__TASK TO CARRY OUT__
Rewrite the items below with "y-tick-label" swapped for "y-axis-label" wherever it occurs, leaving everything else unchanged. Leave the pictures out of your answer.

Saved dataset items
— BEGIN —
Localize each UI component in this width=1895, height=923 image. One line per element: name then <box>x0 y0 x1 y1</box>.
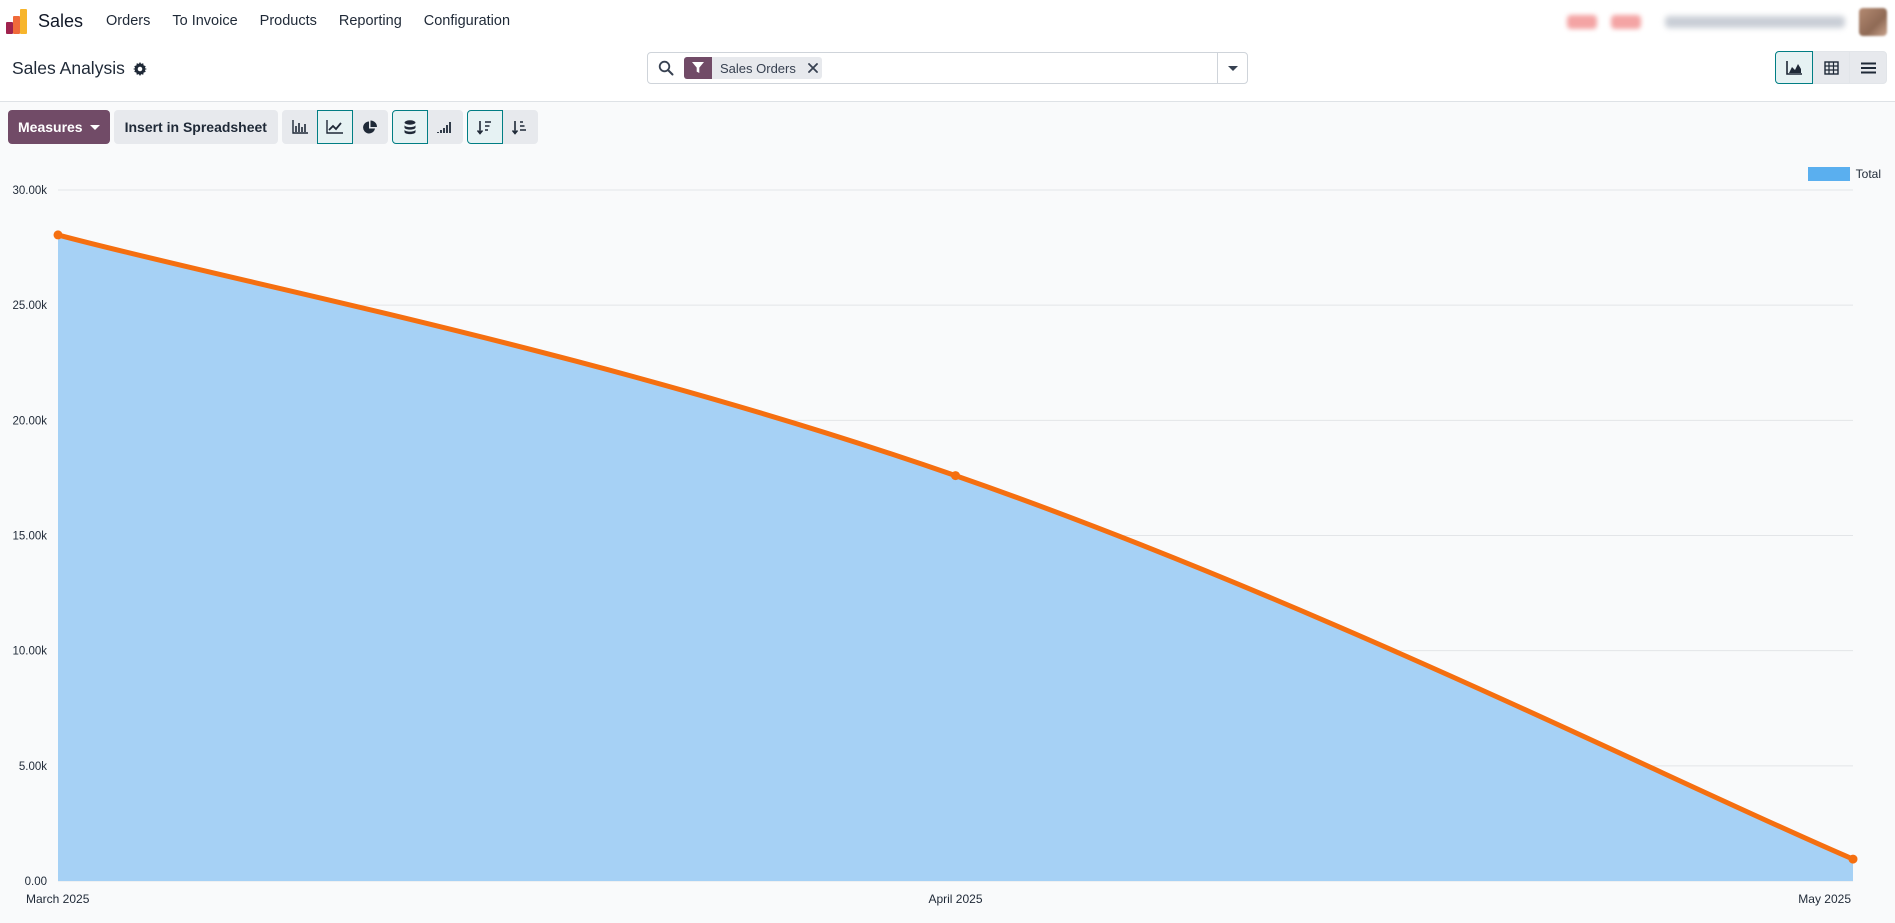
pie-chart-icon <box>363 120 378 133</box>
cumulative-icon <box>437 121 452 133</box>
y-tick-label: 10.00k <box>12 646 47 658</box>
menu-orders[interactable]: Orders <box>106 13 151 29</box>
graph-view-button[interactable] <box>1775 51 1813 84</box>
systray-messages-icon[interactable] <box>1611 15 1641 29</box>
x-tick-label: April 2025 <box>928 892 982 906</box>
line-chart-icon <box>326 120 344 134</box>
search-options-toggle[interactable] <box>1217 53 1247 83</box>
menu-products[interactable]: Products <box>259 13 317 29</box>
graph-chart: 0.00 5.00k 10.00k 15.00k 20.00k 25.00k 30.00k M… <box>0 150 1895 923</box>
menu-configuration[interactable]: Configuration <box>423 13 511 29</box>
legend-swatch <box>1807 167 1850 181</box>
chevron-down-icon <box>89 124 100 130</box>
sort-ascending-button[interactable] <box>501 110 538 144</box>
sales-app-icon[interactable] <box>6 8 30 34</box>
bar-chart-icon <box>292 120 308 134</box>
gear-icon[interactable] <box>132 61 147 76</box>
page-title: Sales Analysis <box>12 58 125 78</box>
data-point <box>53 230 63 240</box>
y-tick-label: 30.00k <box>12 185 47 197</box>
main-menu: Orders To Invoice Products Reporting Con… <box>95 13 521 29</box>
close-icon[interactable] <box>804 57 822 79</box>
pivot-view-icon <box>1823 60 1839 75</box>
bar-chart-button[interactable] <box>281 110 318 144</box>
search-icon[interactable] <box>658 60 674 76</box>
sort-group <box>466 110 538 144</box>
caret-down-icon <box>1227 65 1238 71</box>
systray-activity-icon[interactable] <box>1567 15 1597 29</box>
sort-descending-icon <box>477 120 492 135</box>
systray <box>1567 8 1887 36</box>
graph-view-icon <box>1786 60 1802 75</box>
search-bar: Sales Orders <box>647 52 1248 84</box>
top-navbar: Sales Orders To Invoice Products Reporti… <box>0 0 1895 42</box>
company-switcher[interactable] <box>1665 16 1845 28</box>
user-avatar[interactable] <box>1859 8 1887 36</box>
stacked-icon <box>404 119 416 134</box>
filter-icon <box>684 57 712 79</box>
y-tick-label: 20.00k <box>12 415 47 427</box>
breadcrumb: Sales Analysis <box>12 58 147 79</box>
y-tick-label: 25.00k <box>12 300 47 312</box>
list-view-icon <box>1860 62 1876 73</box>
y-tick-label: 5.00k <box>19 761 47 773</box>
sort-ascending-icon <box>512 120 527 135</box>
chart-legend[interactable]: Total <box>1807 167 1881 181</box>
line-chart-button[interactable] <box>316 110 353 144</box>
pie-chart-button[interactable] <box>351 110 388 144</box>
x-tick-label: March 2025 <box>26 892 90 906</box>
search-facet: Sales Orders <box>684 57 822 79</box>
app-name[interactable]: Sales <box>38 10 84 31</box>
graph-toolbar: Measures Insert in Spreadsheet <box>8 110 538 144</box>
menu-reporting[interactable]: Reporting <box>338 13 402 29</box>
chart-options-group <box>391 110 463 144</box>
area-fill <box>58 234 1853 881</box>
pivot-view-button[interactable] <box>1812 51 1850 84</box>
control-panel: Sales Analysis Sales Orders <box>0 42 1895 102</box>
search-input[interactable] <box>827 54 1217 82</box>
data-point <box>1848 854 1858 864</box>
insert-in-spreadsheet-button[interactable]: Insert in Spreadsheet <box>113 110 278 144</box>
stacked-button[interactable] <box>391 110 428 144</box>
chart-type-group <box>281 110 388 144</box>
y-tick-label: 15.00k <box>12 531 47 543</box>
sort-descending-button[interactable] <box>466 110 503 144</box>
view-switcher <box>1775 51 1887 84</box>
legend-label: Total <box>1855 167 1881 181</box>
measures-label: Measures <box>18 119 83 135</box>
area-chart: 0.00 5.00k 10.00k 15.00k 20.00k 25.00k 30.00k M… <box>12 185 1858 906</box>
data-point <box>951 471 960 481</box>
cumulative-button[interactable] <box>426 110 463 144</box>
measures-button[interactable]: Measures <box>8 110 110 144</box>
menu-to-invoice[interactable]: To Invoice <box>172 13 238 29</box>
x-tick-label: May 2025 <box>1798 892 1851 906</box>
facet-label: Sales Orders <box>720 60 796 76</box>
list-view-button[interactable] <box>1849 51 1887 84</box>
y-tick-label: 0.00 <box>25 876 47 888</box>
— END —
__OUTPUT FOR THIS EXERCISE__
Localize each UI component in this width=1895, height=923 image. One line per element: name then <box>x0 y0 x1 y1</box>.
pie-chart-icon <box>363 120 378 133</box>
cumulative-icon <box>437 121 452 133</box>
y-axis-label: 10.00k <box>12 646 47 658</box>
menu-orders[interactable]: Orders <box>106 13 151 29</box>
graph-view-button[interactable] <box>1775 51 1813 84</box>
systray-messages-icon[interactable] <box>1611 15 1641 29</box>
x-tick-label: April 2025 <box>928 892 982 906</box>
line-chart-icon <box>326 120 344 134</box>
search-options-toggle[interactable] <box>1217 53 1247 83</box>
menu-products[interactable]: Products <box>259 13 317 29</box>
graph-chart: 0.00 5.00k 10.00k 15.00k 20.00k 25.00k 30.00k M… <box>0 150 1895 923</box>
menu-configuration[interactable]: Configuration <box>423 13 511 29</box>
legend-swatch <box>1807 167 1850 181</box>
chevron-down-icon <box>89 124 100 130</box>
sort-ascending-button[interactable] <box>501 110 538 144</box>
sales-app-icon[interactable] <box>6 8 30 34</box>
bar-chart-icon <box>292 120 308 134</box>
gear-icon[interactable] <box>132 61 147 76</box>
page-title: Sales Analysis <box>12 58 125 78</box>
data-point <box>53 230 63 240</box>
y-axis-label: 30.00k <box>12 185 47 197</box>
main-menu: Orders To Invoice Products Reporting Con… <box>95 13 521 29</box>
close-icon[interactable] <box>804 57 822 79</box>
pivot-view-icon <box>1823 60 1839 75</box>
bar-chart-button[interactable] <box>281 110 318 144</box>
search-icon[interactable] <box>658 60 674 76</box>
sort-group <box>466 110 538 144</box>
caret-down-icon <box>1227 65 1238 71</box>
systray-activity-icon[interactable] <box>1567 15 1597 29</box>
sort-descending-icon <box>477 120 492 135</box>
systray <box>1567 8 1887 36</box>
graph-view-icon <box>1786 60 1802 75</box>
search-bar: Sales Orders <box>647 52 1248 84</box>
top-navbar: Sales Orders To Invoice Products Reporti… <box>0 0 1895 42</box>
company-switcher[interactable] <box>1665 16 1845 28</box>
user-avatar[interactable] <box>1859 8 1887 36</box>
stacked-icon <box>404 119 416 134</box>
filter-icon <box>684 57 712 79</box>
y-axis-label: 20.00k <box>12 415 47 427</box>
breadcrumb: Sales Analysis <box>12 58 147 79</box>
y-axis-label: 25.00k <box>12 300 47 312</box>
list-view-icon <box>1860 62 1876 73</box>
y-axis-label: 5.00k <box>19 761 47 773</box>
sort-ascending-icon <box>512 120 527 135</box>
chart-legend[interactable]: Total <box>1807 167 1881 181</box>
line-chart-button[interactable] <box>316 110 353 144</box>
pie-chart-button[interactable] <box>351 110 388 144</box>
x-tick-label: March 2025 <box>26 892 90 906</box>
search-facet: Sales Orders <box>684 57 822 79</box>
app-name[interactable]: Sales <box>38 10 84 31</box>
graph-toolbar: Measures Insert in Spreadsheet <box>8 110 538 144</box>
menu-reporting[interactable]: Reporting <box>338 13 402 29</box>
chart-options-group <box>391 110 463 144</box>
area-fill <box>58 234 1853 881</box>
pivot-view-button[interactable] <box>1812 51 1850 84</box>
control-panel: Sales Analysis Sales Orders <box>0 42 1895 102</box>
search-input[interactable] <box>827 54 1217 82</box>
data-point <box>1848 854 1858 864</box>
insert-in-spreadsheet-button[interactable]: Insert in Spreadsheet <box>113 110 278 144</box>
stacked-button[interactable] <box>391 110 428 144</box>
chart-type-group <box>281 110 388 144</box>
y-axis-label: 15.00k <box>12 531 47 543</box>
sort-descending-button[interactable] <box>466 110 503 144</box>
view-switcher <box>1775 51 1887 84</box>
legend-label: Total <box>1855 167 1881 181</box>
measures-label: Measures <box>18 119 83 135</box>
area-chart: 0.00 5.00k 10.00k 15.00k 20.00k 25.00k 30.00k M… <box>12 185 1858 906</box>
data-point <box>951 471 960 481</box>
cumulative-button[interactable] <box>426 110 463 144</box>
measures-button[interactable]: Measures <box>8 110 110 144</box>
menu-to-invoice[interactable]: To Invoice <box>172 13 238 29</box>
x-tick-label: May 2025 <box>1798 892 1851 906</box>
facet-label: Sales Orders <box>720 60 796 76</box>
list-view-button[interactable] <box>1849 51 1887 84</box>
y-axis-label: 0.00 <box>25 876 47 888</box>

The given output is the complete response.